--- Begin Input material ---

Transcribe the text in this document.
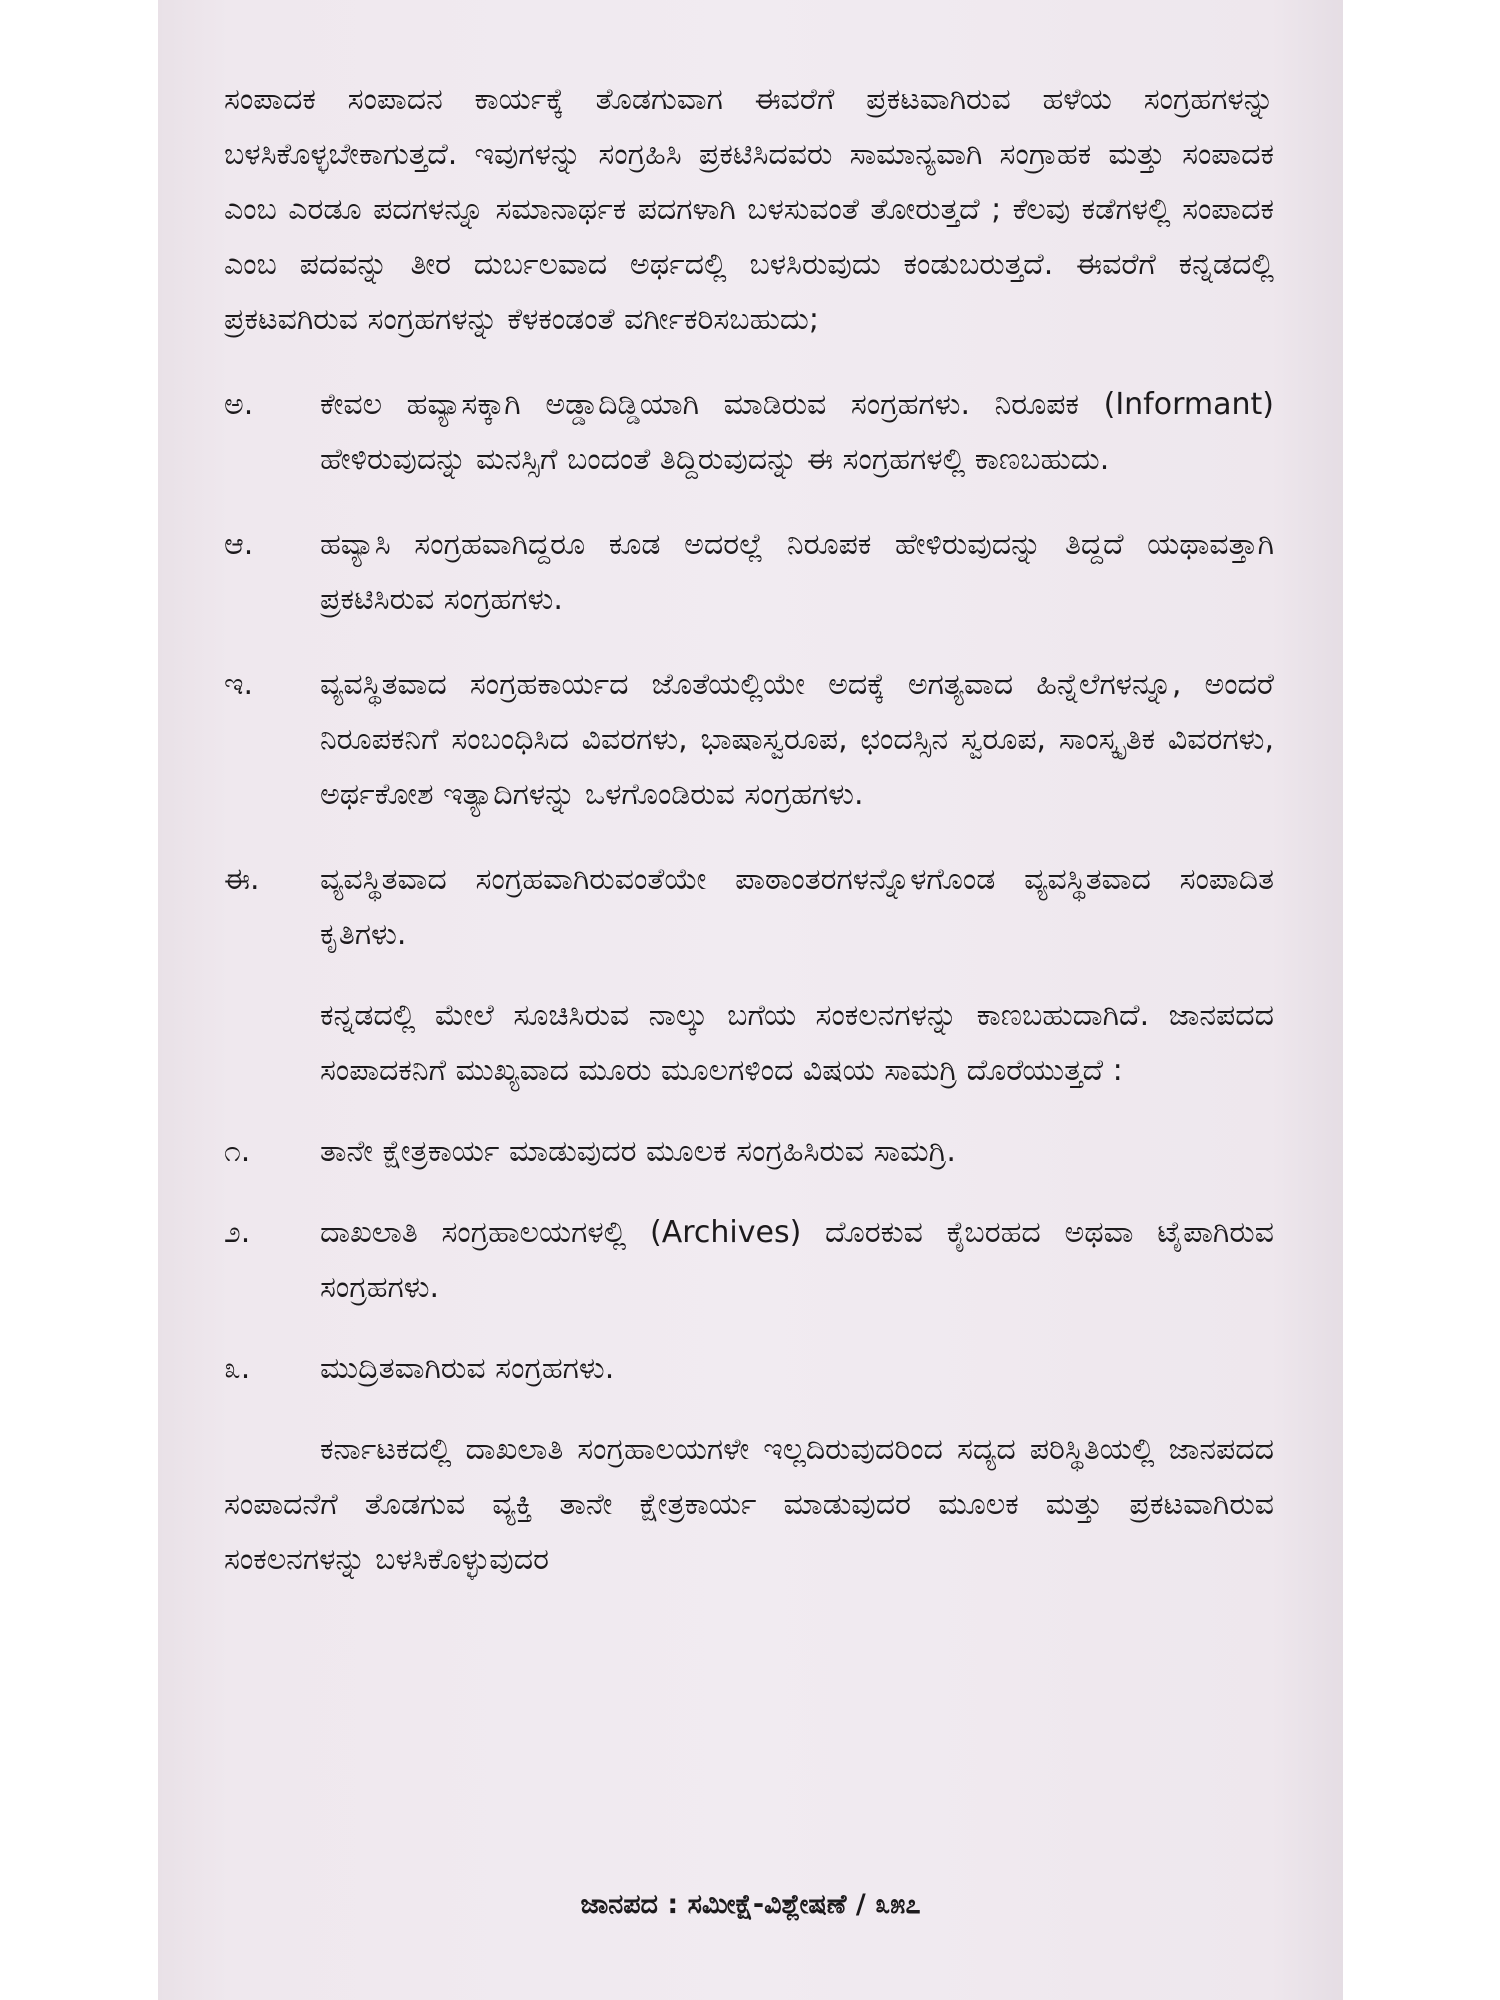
ಸಂಪಾದಕ ಸಂಪಾದನ ಕಾರ್ಯಕ್ಕೆ ತೊಡಗುವಾಗ ಈವರೆಗೆ ಪ್ರಕಟವಾಗಿರುವ ಹಳೆಯ ಸಂಗ್ರಹಗಳನ್ನು ಬಳಸಿಕೊಳ್ಳಬೇಕಾಗುತ್ತದೆ. ಇವುಗಳನ್ನು ಸಂಗ್ರಹಿಸಿ ಪ್ರಕಟಿಸಿದವರು ಸಾಮಾನ್ಯವಾಗಿ ಸಂಗ್ರಾಹಕ ಮತ್ತು ಸಂಪಾದಕ ಎಂಬ ಎರಡೂ ಪದಗಳನ್ನೂ ಸಮಾನಾರ್ಥಕ ಪದಗಳಾಗಿ ಬಳಸುವಂತೆ ತೋರುತ್ತದೆ ; ಕೆಲವು ಕಡೆಗಳಲ್ಲಿ ಸಂಪಾದಕ ಎಂಬ ಪದವನ್ನು ತೀರ ದುರ್ಬಲವಾದ ಅರ್ಥದಲ್ಲಿ ಬಳಸಿರುವುದು ಕಂಡುಬರುತ್ತದೆ. ಈವರೆಗೆ ಕನ್ನಡದಲ್ಲಿ ಪ್ರಕಟವಗಿರುವ ಸಂಗ್ರಹಗಳನ್ನು ಕೆಳಕಂಡಂತೆ ವರ್ಗೀಕರಿಸಬಹುದು;

ಅ.	ಕೇವಲ ಹವ್ಯಾಸಕ್ಕಾಗಿ ಅಡ್ಡಾದಿಡ್ಡಿಯಾಗಿ ಮಾಡಿರುವ ಸಂಗ್ರಹಗಳು. ನಿರೂಪಕ (Informant) ಹೇಳಿರುವುದನ್ನು ಮನಸ್ಸಿಗೆ ಬಂದಂತೆ ತಿದ್ದಿರುವುದನ್ನು ಈ ಸಂಗ್ರಹಗಳಲ್ಲಿ ಕಾಣಬಹುದು.
ಆ.	ಹವ್ಯಾಸಿ ಸಂಗ್ರಹವಾಗಿದ್ದರೂ ಕೂಡ ಅದರಲ್ಲೆ ನಿರೂಪಕ ಹೇಳಿರುವುದನ್ನು ತಿದ್ದದೆ ಯಥಾವತ್ತಾಗಿ ಪ್ರಕಟಿಸಿರುವ ಸಂಗ್ರಹಗಳು.
ಇ.	ವ್ಯವಸ್ಥಿತವಾದ ಸಂಗ್ರಹಕಾರ್ಯದ ಜೊತೆಯಲ್ಲಿಯೇ ಅದಕ್ಕೆ ಅಗತ್ಯವಾದ ಹಿನ್ನೆಲೆಗಳನ್ನೂ, ಅಂದರೆ ನಿರೂಪಕನಿಗೆ ಸಂಬಂಧಿಸಿದ ವಿವರಗಳು, ಭಾಷಾಸ್ವರೂಪ, ಛಂದಸ್ಸಿನ ಸ್ವರೂಪ, ಸಾಂಸ್ಕೃತಿಕ ವಿವರಗಳು, ಅರ್ಥಕೋಶ ಇತ್ಯಾದಿಗಳನ್ನು ಒಳಗೊಂಡಿರುವ ಸಂಗ್ರಹಗಳು.
ಈ.	ವ್ಯವಸ್ಥಿತವಾದ ಸಂಗ್ರಹವಾಗಿರುವಂತೆಯೇ ಪಾಠಾಂತರಗಳನ್ನೊಳಗೊಂಡ ವ್ಯವಸ್ಥಿತವಾದ ಸಂಪಾದಿತ ಕೃತಿಗಳು.

ಕನ್ನಡದಲ್ಲಿ ಮೇಲೆ ಸೂಚಿಸಿರುವ ನಾಲ್ಕು ಬಗೆಯ ಸಂಕಲನಗಳನ್ನು ಕಾಣಬಹುದಾಗಿದೆ. ಜಾನಪದದ ಸಂಪಾದಕನಿಗೆ ಮುಖ್ಯವಾದ ಮೂರು ಮೂಲಗಳಿಂದ ವಿಷಯ ಸಾಮಗ್ರಿ ದೊರೆಯುತ್ತದೆ :

೧.	ತಾನೇ ಕ್ಷೇತ್ರಕಾರ್ಯ ಮಾಡುವುದರ ಮೂಲಕ ಸಂಗ್ರಹಿಸಿರುವ ಸಾಮಗ್ರಿ.
೨.	ದಾಖಲಾತಿ ಸಂಗ್ರಹಾಲಯಗಳಲ್ಲಿ (Archives) ದೊರಕುವ ಕೈಬರಹದ ಅಥವಾ ಟೈಪಾಗಿರುವ ಸಂಗ್ರಹಗಳು.
೩.	ಮುದ್ರಿತವಾಗಿರುವ ಸಂಗ್ರಹಗಳು.

ಕರ್ನಾಟಕದಲ್ಲಿ ದಾಖಲಾತಿ ಸಂಗ್ರಹಾಲಯಗಳೇ ಇಲ್ಲದಿರುವುದರಿಂದ ಸದ್ಯದ ಪರಿಸ್ಥಿತಿಯಲ್ಲಿ ಜಾನಪದದ ಸಂಪಾದನೆಗೆ ತೊಡಗುವ ವ್ಯಕ್ತಿ ತಾನೇ ಕ್ಷೇತ್ರಕಾರ್ಯ ಮಾಡುವುದರ ಮೂಲಕ ಮತ್ತು ಪ್ರಕಟವಾಗಿರುವ ಸಂಕಲನಗಳನ್ನು ಬಳಸಿಕೊಳ್ಳುವುದರ

ಜಾನಪದ : ಸಮೀಕ್ಷೆ-ವಿಶ್ಲೇಷಣೆ / ೩೫೭
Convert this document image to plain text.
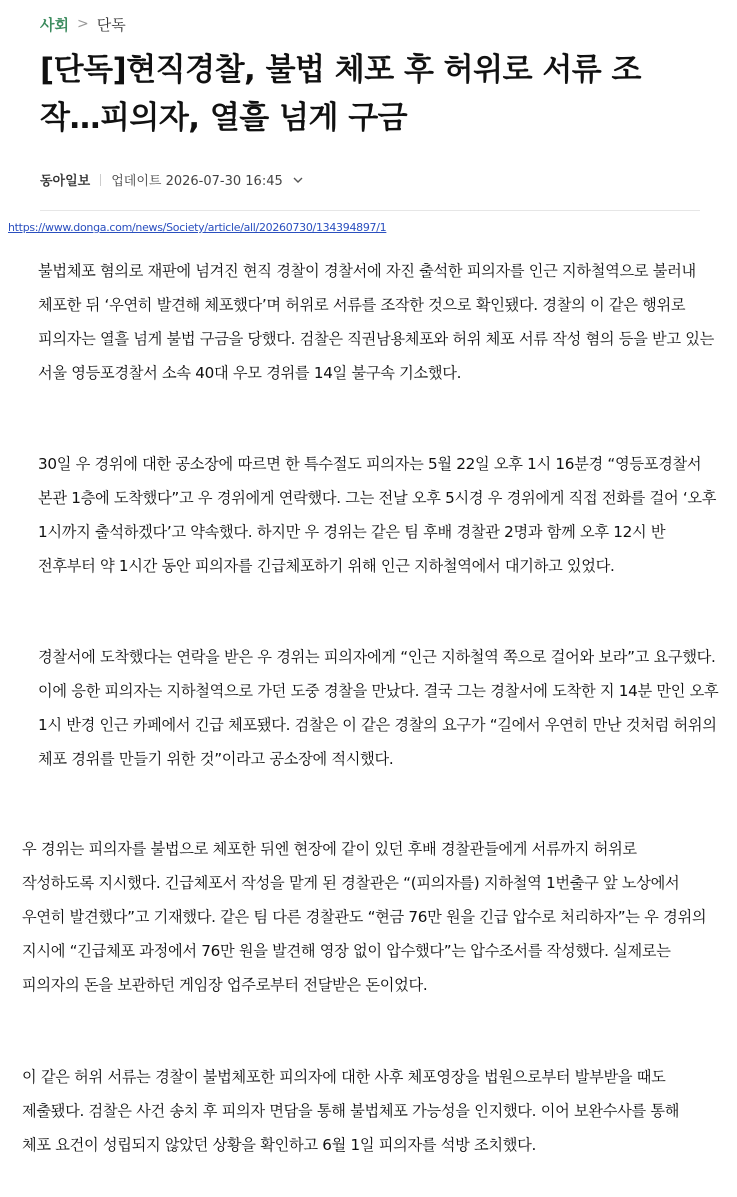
사회 > 단독
[단독]현직경찰, 불법 체포 후 허위로 서류 조작…피의자, 열흘 넘게 구금
동아일보 업데이트 2026-07-30 16:45
https://www.donga.com/news/Society/article/all/20260730/134394897/1

불법체포 혐의로 재판에 넘겨진 현직 경찰이 경찰서에 자진 출석한 피의자를 인근 지하철역으로 불러내 체포한 뒤 ‘우연히 발견해 체포했다’며 허위로 서류를 조작한 것으로 확인됐다. 경찰의 이 같은 행위로 피의자는 열흘 넘게 불법 구금을 당했다. 검찰은 직권남용체포와 허위 체포 서류 작성 혐의 등을 받고 있는 서울 영등포경찰서 소속 40대 우모 경위를 14일 불구속 기소했다.

30일 우 경위에 대한 공소장에 따르면 한 특수절도 피의자는 5월 22일 오후 1시 16분경 “영등포경찰서 본관 1층에 도착했다”고 우 경위에게 연락했다. 그는 전날 오후 5시경 우 경위에게 직접 전화를 걸어 ‘오후 1시까지 출석하겠다’고 약속했다. 하지만 우 경위는 같은 팀 후배 경찰관 2명과 함께 오후 12시 반 전후부터 약 1시간 동안 피의자를 긴급체포하기 위해 인근 지하철역에서 대기하고 있었다.

경찰서에 도착했다는 연락을 받은 우 경위는 피의자에게 “인근 지하철역 쪽으로 걸어와 보라”고 요구했다. 이에 응한 피의자는 지하철역으로 가던 도중 경찰을 만났다. 결국 그는 경찰서에 도착한 지 14분 만인 오후 1시 반경 인근 카페에서 긴급 체포됐다. 검찰은 이 같은 경찰의 요구가 “길에서 우연히 만난 것처럼 허위의 체포 경위를 만들기 위한 것”이라고 공소장에 적시했다.

우 경위는 피의자를 불법으로 체포한 뒤엔 현장에 같이 있던 후배 경찰관들에게 서류까지 허위로 작성하도록 지시했다. 긴급체포서 작성을 맡게 된 경찰관은 “(피의자를) 지하철역 1번출구 앞 노상에서 우연히 발견했다”고 기재했다. 같은 팀 다른 경찰관도 “현금 76만 원을 긴급 압수로 처리하자”는 우 경위의 지시에 “긴급체포 과정에서 76만 원을 발견해 영장 없이 압수했다”는 압수조서를 작성했다. 실제로는 피의자의 돈을 보관하던 게임장 업주로부터 전달받은 돈이었다.

이 같은 허위 서류는 경찰이 불법체포한 피의자에 대한 사후 체포영장을 법원으로부터 발부받을 때도 제출됐다. 검찰은 사건 송치 후 피의자 면담을 통해 불법체포 가능성을 인지했다. 이어 보완수사를 통해 체포 요건이 성립되지 않았던 상황을 확인하고 6월 1일 피의자를 석방 조치했다.
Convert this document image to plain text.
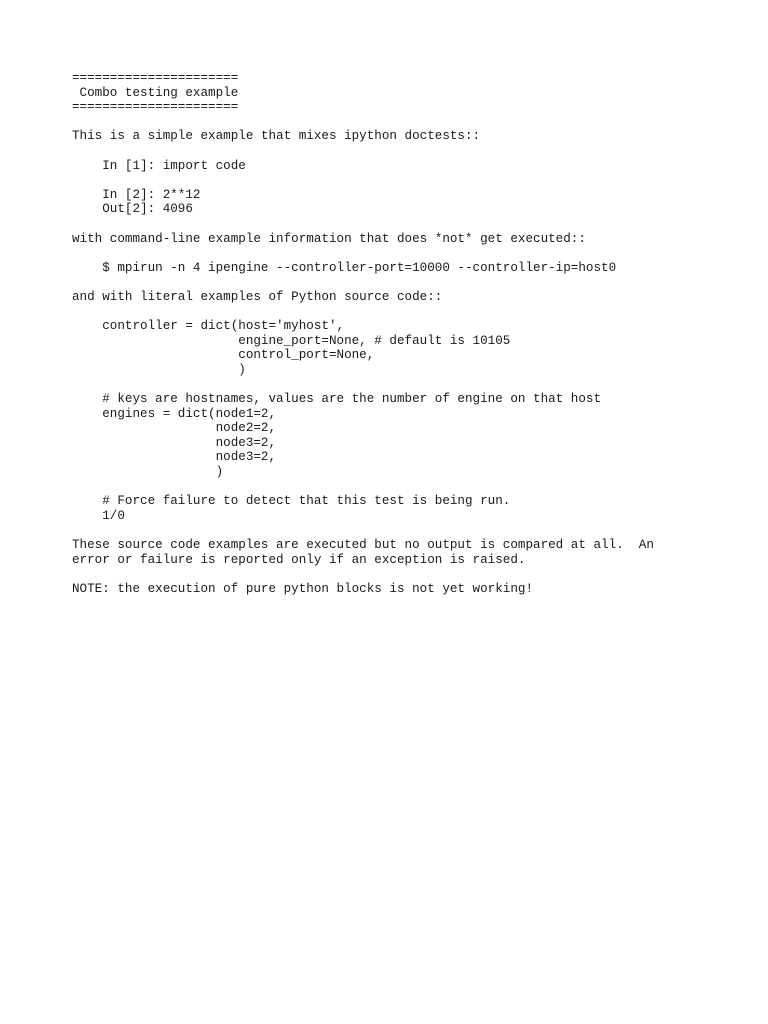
======================
Combo testing example
======================
This is a simple example that mixes ipython doctests::
In [1]: import code
In [2]: 2**12
Out[2]: 4096
with command-line example information that does *not* get executed::
$ mpirun -n 4 ipengine --controller-port=10000 --controller-ip=host0
and with literal examples of Python source code::
controller = dict(host='myhost',
engine_port=None, # default is 10105
control_port=None,
)
# keys are hostnames, values are the number of engine on that host
engines = dict(node1=2,
node2=2,
node3=2,
node3=2,
)
# Force failure to detect that this test is being run.
1/0
These source code examples are executed but no output is compared at all.  An
error or failure is reported only if an exception is raised.
NOTE: the execution of pure python blocks is not yet working!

--- End Input material ---

**Stated task**
Take every line from the data that contains the word "경찰서에".

**Solution below**
불법체포 혐의로 재판에 넘겨진 현직 경찰이 경찰서에 자진 출석한 피의자를 인근 지하철역으로 불러내 체포한 뒤 ‘우연히 발견해 체포했다’며 허위로 서류를 조작한 것으로 확인됐다. 경찰의 이 같은 행위로 피의자는 열흘 넘게 불법 구금을 당했다. 검찰은 직권남용체포와 허위 체포 서류 작성 혐의 등을 받고 있는 서울 영등포경찰서 소속 40대 우모 경위를 14일 불구속 기소했다.
경찰서에 도착했다는 연락을 받은 우 경위는 피의자에게 “인근 지하철역 쪽으로 걸어와 보라”고 요구했다. 이에 응한 피의자는 지하철역으로 가던 도중 경찰을 만났다. 결국 그는 경찰서에 도착한 지 14분 만인 오후 1시 반경 인근 카페에서 긴급 체포됐다. 검찰은 이 같은 경찰의 요구가 “길에서 우연히 만난 것처럼 허위의 체포 경위를 만들기 위한 것”이라고 공소장에 적시했다.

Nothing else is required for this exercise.